PROBLEM REQUIREMENTS:
Reproduce the material in full, exactly as written.

Dataset items:
====

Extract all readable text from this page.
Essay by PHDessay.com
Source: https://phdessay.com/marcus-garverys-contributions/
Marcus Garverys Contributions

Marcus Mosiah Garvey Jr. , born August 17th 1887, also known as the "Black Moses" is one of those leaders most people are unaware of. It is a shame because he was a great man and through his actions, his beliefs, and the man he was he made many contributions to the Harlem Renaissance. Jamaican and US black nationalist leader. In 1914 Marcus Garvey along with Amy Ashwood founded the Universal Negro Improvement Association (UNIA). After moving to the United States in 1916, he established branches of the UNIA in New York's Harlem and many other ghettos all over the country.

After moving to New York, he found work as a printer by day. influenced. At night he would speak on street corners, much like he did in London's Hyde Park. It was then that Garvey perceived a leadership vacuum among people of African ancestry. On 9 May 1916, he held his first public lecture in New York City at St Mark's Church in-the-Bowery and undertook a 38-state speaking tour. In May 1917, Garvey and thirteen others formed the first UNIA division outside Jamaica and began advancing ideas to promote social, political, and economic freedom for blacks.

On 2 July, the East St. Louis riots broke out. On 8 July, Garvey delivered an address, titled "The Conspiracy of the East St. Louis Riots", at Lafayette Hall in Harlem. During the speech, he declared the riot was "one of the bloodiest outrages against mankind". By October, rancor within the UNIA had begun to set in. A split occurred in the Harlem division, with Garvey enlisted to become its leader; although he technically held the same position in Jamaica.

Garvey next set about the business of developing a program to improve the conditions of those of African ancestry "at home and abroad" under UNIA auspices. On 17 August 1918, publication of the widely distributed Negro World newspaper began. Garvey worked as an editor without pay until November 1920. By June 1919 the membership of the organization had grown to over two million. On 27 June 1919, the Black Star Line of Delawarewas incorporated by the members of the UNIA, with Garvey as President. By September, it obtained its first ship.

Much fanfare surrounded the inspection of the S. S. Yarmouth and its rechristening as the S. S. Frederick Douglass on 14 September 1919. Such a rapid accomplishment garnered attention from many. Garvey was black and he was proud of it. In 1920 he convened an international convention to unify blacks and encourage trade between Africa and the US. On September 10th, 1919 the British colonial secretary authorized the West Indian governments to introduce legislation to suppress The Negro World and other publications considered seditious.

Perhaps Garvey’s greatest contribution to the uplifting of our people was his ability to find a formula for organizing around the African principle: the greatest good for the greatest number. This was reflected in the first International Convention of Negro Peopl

====

TASK RESULT:
Extract all readable text from this page.
Essay by PHDessay.com
Source: https://phdessay.com/marcus-garverys-contributions/
Marcus Garverys Contributions

Marcus Mosiah Garvey Jr. , born August 17th 1887, also known as the "Black Moses" is one of those leaders most people are unaware of. It is a shame because he was a great man and through his actions, his beliefs, and the man he was he made many contributions to the Harlem Renaissance. Jamaican and US black nationalist leader. In 1914 Marcus Garvey along with Amy Ashwood founded the Universal Negro Improvement Association (UNIA). After moving to the United States in 1916, he established branches of the UNIA in New York's Harlem and many other ghettos all over the country.

After moving to New York, he found work as a printer by day. influenced. At night he would speak on street corners, much like he did in London's Hyde Park. It was then that Garvey perceived a leadership vacuum among people of African ancestry. On 9 May 1916, he held his first public lecture in New York City at St Mark's Church in-the-Bowery and undertook a 38-state speaking tour. In May 1917, Garvey and thirteen others formed the first UNIA division outside Jamaica and began advancing ideas to promote social, political, and economic freedom for blacks.

On 2 July, the East St. Louis riots broke out. On 8 July, Garvey delivered an address, titled "The Conspiracy of the East St. Louis Riots", at Lafayette Hall in Harlem. During the speech, he declared the riot was "one of the bloodiest outrages against mankind". By October, rancor within the UNIA had begun to set in. A split occurred in the Harlem division, with Garvey enlisted to become its leader; although he technically held the same position in Jamaica.

Garvey next set about the business of developing a program to improve the conditions of those of African ancestry "at home and abroad" under UNIA auspices. On 17 August 1918, publication of the widely distributed Negro World newspaper began. Garvey worked as an editor without pay until November 1920. By June 1919 the membership of the organization had grown to over two million. On 27 June 1919, the Black Star Line of Delawarewas incorporated by the members of the UNIA, with Garvey as President. By September, it obtained its first ship.

Much fanfare surrounded the inspection of the S. S. Yarmouth and its rechristening as the S. S. Frederick Douglass on 14 September 1919. Such a rapid accomplishment garnered attention from many. Garvey was black and he was proud of it. In 1920 he convened an international convention to unify blacks and encourage trade between Africa and the US. On September 10th, 1919 the British colonial secretary authorized the West Indian governments to introduce legislation to suppress The Negro World and other publications considered seditious.

Perhaps Garvey’s greatest contribution to the uplifting of our people was his ability to find a formula for organizing around the African principle: the greatest good for the greatest number. This was reflected in the first International Convention of Negro Peopl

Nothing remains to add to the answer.